Your goal: Write out the material exactly, without any of its pictures.

++++++

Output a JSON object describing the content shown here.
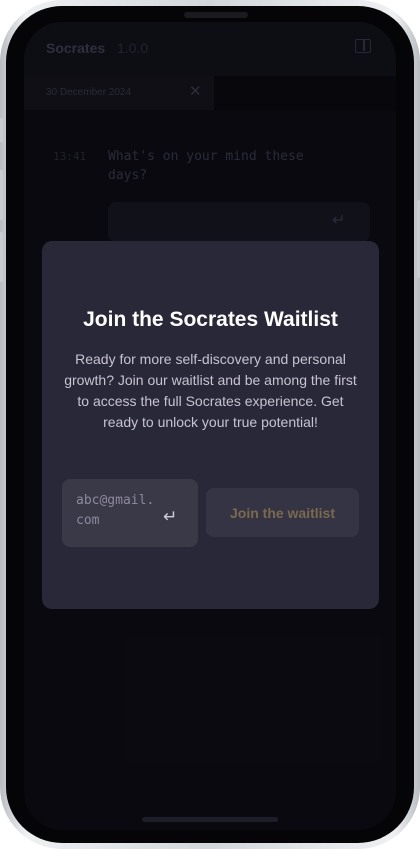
{
  "app": {
    "name": "Socrates",
    "version": "1.0.0",
    "icons": {
      "sidebar_toggle": "sidebar-panel-icon"
    }
  },
  "tab": {
    "date": "30 December 2024",
    "close_glyph": "✕"
  },
  "chat": {
    "time": "13:41",
    "question": "What's on your mind these days?",
    "enter_glyph": "↵"
  },
  "modal": {
    "title": "Join the Socrates Waitlist",
    "description": "Ready for more self-discovery and personal growth? Join our waitlist and be among the first to access the full Socrates experience. Get ready to unlock your true potential!",
    "email_placeholder": "abc@gmail.com",
    "enter_glyph": "↵",
    "button_label": "Join the waitlist"
  },
  "colors": {
    "modal_background": "#292838",
    "button_text": "#7a6a4c",
    "screen_background": "#0d0d15"
  }
}
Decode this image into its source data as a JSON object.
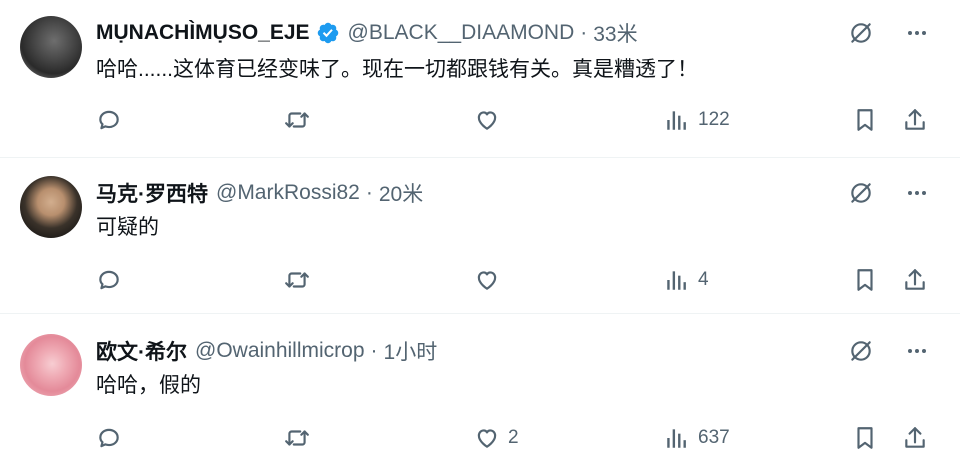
{
  "tweets": [
    {
      "name": "MỤNACHÌMỤSO_EJE",
      "handle": "@BLACK__DIAAMOND",
      "dot": "·",
      "time": "33米",
      "verified": true,
      "text": "哈哈......这体育已经变味了。现在一切都跟钱有关。真是糟透了！",
      "likes": "",
      "views": "122",
      "avatar_colors": [
        "#3a3a3a",
        "#8a8a8a"
      ]
    },
    {
      "name": "马克·罗西特",
      "handle": "@MarkRossi82",
      "dot": "·",
      "time": "20米",
      "verified": false,
      "text": "可疑的",
      "likes": "",
      "views": "4",
      "avatar_colors": [
        "#2b2620",
        "#c9a98a"
      ]
    },
    {
      "name": "欧文·希尔",
      "handle": "@Owainhillmicrop",
      "dot": "·",
      "time": "1小时",
      "verified": false,
      "text": "哈哈，假的",
      "likes": "2",
      "views": "637",
      "avatar_colors": [
        "#e89aa6",
        "#f6c6cc"
      ]
    }
  ],
  "icons": {
    "verified": "verified-badge-icon",
    "grok": "grok-icon",
    "more": "more-icon",
    "reply": "reply-icon",
    "retweet": "retweet-icon",
    "like": "like-icon",
    "views": "views-icon",
    "bookmark": "bookmark-icon",
    "share": "share-icon"
  },
  "colors": {
    "text": "#0f1419",
    "secondary": "#536471",
    "verified": "#1d9bf0",
    "divider": "#eff3f4"
  }
}
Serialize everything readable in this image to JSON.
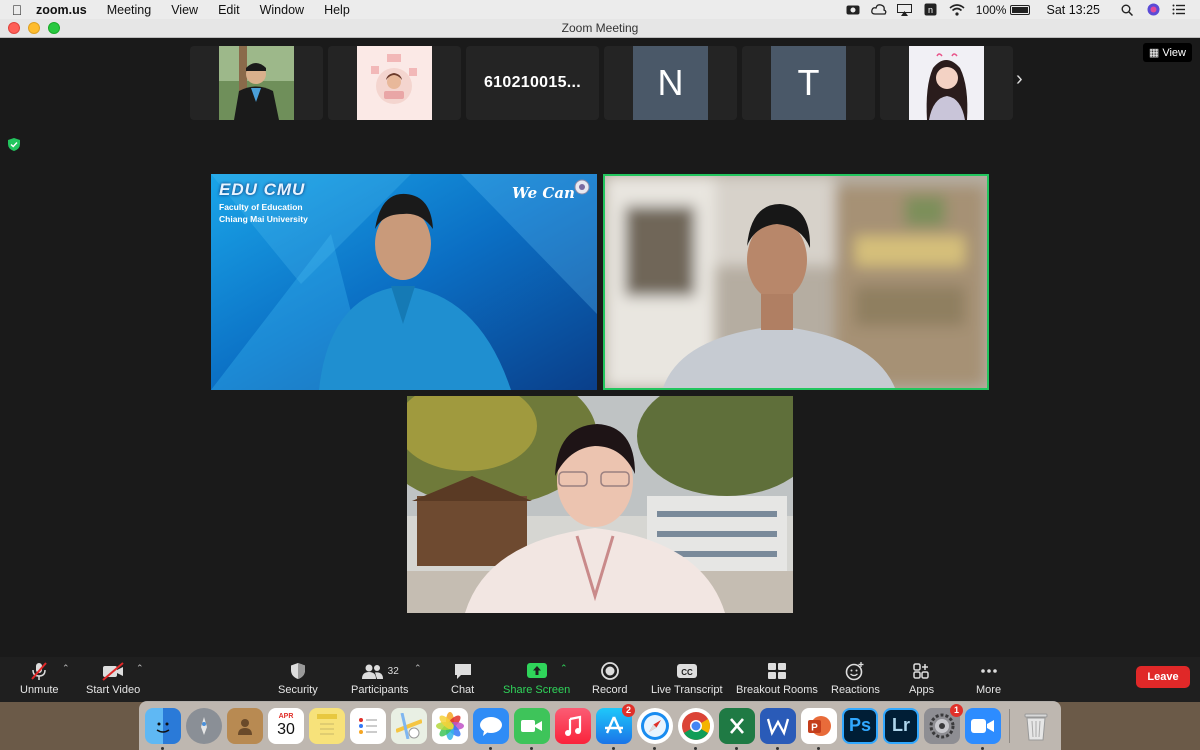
{
  "menubar": {
    "app_name": "zoom.us",
    "menus": [
      "Meeting",
      "View",
      "Edit",
      "Window",
      "Help"
    ],
    "battery": "100%",
    "clock": "Sat 13:25"
  },
  "window": {
    "title": "Zoom Meeting"
  },
  "strip": {
    "participant_name": "610210015...",
    "letter_n": "N",
    "letter_t": "T",
    "view_label": "View",
    "next_glyph": "›"
  },
  "tiles": {
    "logo_text": "EDU CMU",
    "faculty_line1": "Faculty of Education",
    "faculty_line2": "Chiang Mai University",
    "slogan": "We Can"
  },
  "toolbar": {
    "unmute": "Unmute",
    "start_video": "Start Video",
    "security": "Security",
    "participants": "Participants",
    "participants_count": "32",
    "chat": "Chat",
    "share_screen": "Share Screen",
    "record": "Record",
    "live_transcript": "Live Transcript",
    "breakout_rooms": "Breakout Rooms",
    "reactions": "Reactions",
    "apps": "Apps",
    "more": "More",
    "leave": "Leave"
  },
  "dock": {
    "calendar_month": "APR",
    "calendar_day": "30",
    "appstore_badge": "2",
    "settings_badge": "1",
    "ps_label": "Ps",
    "lr_label": "Lr"
  },
  "colors": {
    "accent_green": "#22c55e",
    "leave_red": "#e02828",
    "letter_tile": "#4a5868"
  }
}
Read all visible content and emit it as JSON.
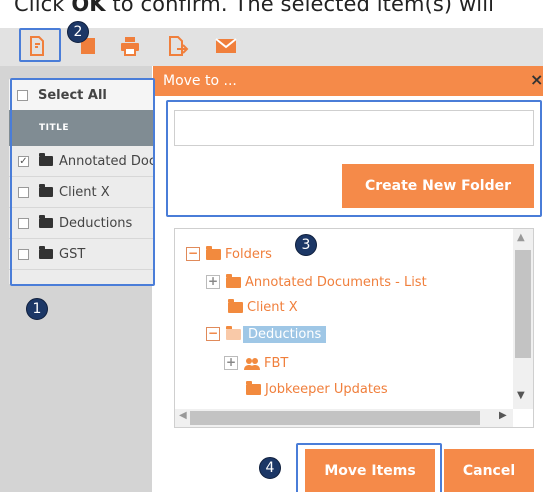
{
  "instruction": {
    "prefix": "Click ",
    "ok": "OK",
    "suffix": " to confirm. The selected item(s) will"
  },
  "toolbar": {
    "icons": [
      "move-doc-icon",
      "bookmark-icon",
      "print-icon",
      "export-doc-icon",
      "email-icon"
    ]
  },
  "table": {
    "select_all_label": "Select All",
    "column_title": "TITLE",
    "rows": [
      {
        "title": "Annotated Documents - List",
        "checked": true
      },
      {
        "title": "Client X",
        "checked": false
      },
      {
        "title": "Deductions",
        "checked": false
      },
      {
        "title": "GST",
        "checked": false
      }
    ]
  },
  "modal": {
    "title": "Move to ...",
    "close_label": "×",
    "folder_input_value": "",
    "create_button_label": "Create New Folder",
    "tree": {
      "root": "Folders",
      "items": [
        {
          "label": "Annotated Documents - List",
          "toggle": "+"
        },
        {
          "label": "Client X",
          "toggle": ""
        },
        {
          "label": "Deductions",
          "toggle": "−",
          "selected": true
        },
        {
          "label": "FBT",
          "toggle": "+"
        },
        {
          "label": "Jobkeeper Updates",
          "toggle": ""
        }
      ]
    },
    "move_button_label": "Move Items",
    "cancel_button_label": "Cancel"
  },
  "callouts": [
    "1",
    "2",
    "3",
    "4"
  ],
  "colors": {
    "accent": "#f58a49",
    "highlight_border": "#4a7dd8",
    "callout_bg": "#1c3766",
    "selected_node": "#9fc7e6"
  }
}
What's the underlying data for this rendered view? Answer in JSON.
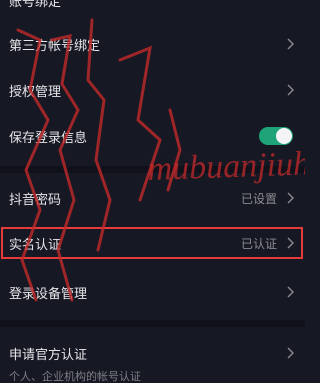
{
  "top_partial_label": "账号绑定",
  "rows": {
    "third_party": {
      "label": "第三方帐号绑定"
    },
    "authorization": {
      "label": "授权管理"
    },
    "save_login": {
      "label": "保存登录信息",
      "toggle_on": true
    },
    "douyin_password": {
      "label": "抖音密码",
      "value": "已设置"
    },
    "real_name": {
      "label": "实名认证",
      "value": "已认证"
    },
    "device_manage": {
      "label": "登录设备管理"
    },
    "official_cert": {
      "label": "申请官方认证",
      "subtext": "个人、企业机构的帐号认证"
    }
  },
  "colors": {
    "background": "#161823",
    "toggle_on": "#1fa47a",
    "highlight_border": "#e53b3b",
    "watermark": "#c62a2a"
  },
  "icons": {
    "chevron": "chevron-right-icon"
  },
  "watermark": {
    "text": "mubuanjiuhe"
  }
}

++++++

Exercise solution:
Output a JSON object describing the content shown here.
{
  "app": {
    "name": "Socrates",
    "version": "1.0.0",
    "icons": {
      "sidebar_toggle": "sidebar-panel-icon"
    }
  },
  "tab": {
    "date": "30 December 2024",
    "close_glyph": "✕"
  },
  "chat": {
    "time": "13:41",
    "question": "What's on your mind these days?",
    "enter_glyph": "↵"
  },
  "modal": {
    "title": "Join the Socrates Waitlist",
    "description": "Ready for more self-discovery and personal growth? Join our waitlist and be among the first to access the full Socrates experience. Get ready to unlock your true potential!",
    "email_placeholder": "abc@gmail.com",
    "enter_glyph": "↵",
    "button_label": "Join the waitlist"
  },
  "colors": {
    "modal_background": "#292838",
    "button_text": "#7a6a4c",
    "screen_background": "#0d0d15"
  }
}
Decode this image into its source data as a JSON object.
{
  "tweets": [
    {
      "name": "MỤNACHÌMỤSO_EJE",
      "handle": "@BLACK__DIAAMOND",
      "dot": "·",
      "time": "33米",
      "verified": true,
      "text": "哈哈......这体育已经变味了。现在一切都跟钱有关。真是糟透了！",
      "likes": "",
      "views": "122",
      "avatar_colors": [
        "#3a3a3a",
        "#8a8a8a"
      ]
    },
    {
      "name": "马克·罗西特",
      "handle": "@MarkRossi82",
      "dot": "·",
      "time": "20米",
      "verified": false,
      "text": "可疑的",
      "likes": "",
      "views": "4",
      "avatar_colors": [
        "#2b2620",
        "#c9a98a"
      ]
    },
    {
      "name": "欧文·希尔",
      "handle": "@Owainhillmicrop",
      "dot": "·",
      "time": "1小时",
      "verified": false,
      "text": "哈哈，假的",
      "likes": "2",
      "views": "637",
      "avatar_colors": [
        "#e89aa6",
        "#f6c6cc"
      ]
    }
  ],
  "icons": {
    "verified": "verified-badge-icon",
    "grok": "grok-icon",
    "more": "more-icon",
    "reply": "reply-icon",
    "retweet": "retweet-icon",
    "like": "like-icon",
    "views": "views-icon",
    "bookmark": "bookmark-icon",
    "share": "share-icon"
  },
  "colors": {
    "text": "#0f1419",
    "secondary": "#536471",
    "verified": "#1d9bf0",
    "divider": "#eff3f4"
  }
}
Serialize everything readable in this image to JSON.
{
  "menubar": {
    "app_name": "zoom.us",
    "menus": [
      "Meeting",
      "View",
      "Edit",
      "Window",
      "Help"
    ],
    "battery": "100%",
    "clock": "Sat 13:25"
  },
  "window": {
    "title": "Zoom Meeting"
  },
  "strip": {
    "participant_name": "610210015...",
    "letter_n": "N",
    "letter_t": "T",
    "view_label": "View",
    "next_glyph": "›"
  },
  "tiles": {
    "logo_text": "EDU CMU",
    "faculty_line1": "Faculty of Education",
    "faculty_line2": "Chiang Mai University",
    "slogan": "We Can"
  },
  "toolbar": {
    "unmute": "Unmute",
    "start_video": "Start Video",
    "security": "Security",
    "participants": "Participants",
    "participants_count": "32",
    "chat": "Chat",
    "share_screen": "Share Screen",
    "record": "Record",
    "live_transcript": "Live Transcript",
    "breakout_rooms": "Breakout Rooms",
    "reactions": "Reactions",
    "apps": "Apps",
    "more": "More",
    "leave": "Leave"
  },
  "dock": {
    "calendar_month": "APR",
    "calendar_day": "30",
    "appstore_badge": "2",
    "settings_badge": "1",
    "ps_label": "Ps",
    "lr_label": "Lr"
  },
  "colors": {
    "accent_green": "#22c55e",
    "leave_red": "#e02828",
    "letter_tile": "#4a5868"
  }
}
Read all visible content and emit it as JSON.
{
  "instruction": {
    "prefix": "Click ",
    "ok": "OK",
    "suffix": " to confirm. The selected item(s) will"
  },
  "toolbar": {
    "icons": [
      "move-doc-icon",
      "bookmark-icon",
      "print-icon",
      "export-doc-icon",
      "email-icon"
    ]
  },
  "table": {
    "select_all_label": "Select All",
    "column_title": "TITLE",
    "rows": [
      {
        "title": "Annotated Documents - List",
        "checked": true
      },
      {
        "title": "Client X",
        "checked": false
      },
      {
        "title": "Deductions",
        "checked": false
      },
      {
        "title": "GST",
        "checked": false
      }
    ]
  },
  "modal": {
    "title": "Move to ...",
    "close_label": "×",
    "folder_input_value": "",
    "create_button_label": "Create New Folder",
    "tree": {
      "root": "Folders",
      "items": [
        {
          "label": "Annotated Documents - List",
          "toggle": "+"
        },
        {
          "label": "Client X",
          "toggle": ""
        },
        {
          "label": "Deductions",
          "toggle": "−",
          "selected": true
        },
        {
          "label": "FBT",
          "toggle": "+"
        },
        {
          "label": "Jobkeeper Updates",
          "toggle": ""
        }
      ]
    },
    "move_button_label": "Move Items",
    "cancel_button_label": "Cancel"
  },
  "callouts": [
    "1",
    "2",
    "3",
    "4"
  ],
  "colors": {
    "accent": "#f58a49",
    "highlight_border": "#4a7dd8",
    "callout_bg": "#1c3766",
    "selected_node": "#9fc7e6"
  }
}
What's the underlying data for this rendered view? Answer in JSON.
{
  "top_partial_label": "账号绑定",
  "rows": {
    "third_party": {
      "label": "第三方帐号绑定"
    },
    "authorization": {
      "label": "授权管理"
    },
    "save_login": {
      "label": "保存登录信息",
      "toggle_on": true
    },
    "douyin_password": {
      "label": "抖音密码",
      "value": "已设置"
    },
    "real_name": {
      "label": "实名认证",
      "value": "已认证"
    },
    "device_manage": {
      "label": "登录设备管理"
    },
    "official_cert": {
      "label": "申请官方认证",
      "subtext": "个人、企业机构的帐号认证"
    }
  },
  "colors": {
    "background": "#161823",
    "toggle_on": "#1fa47a",
    "highlight_border": "#e53b3b",
    "watermark": "#c62a2a"
  },
  "icons": {
    "chevron": "chevron-right-icon"
  },
  "watermark": {
    "text": "mubuanjiuhe"
  }
}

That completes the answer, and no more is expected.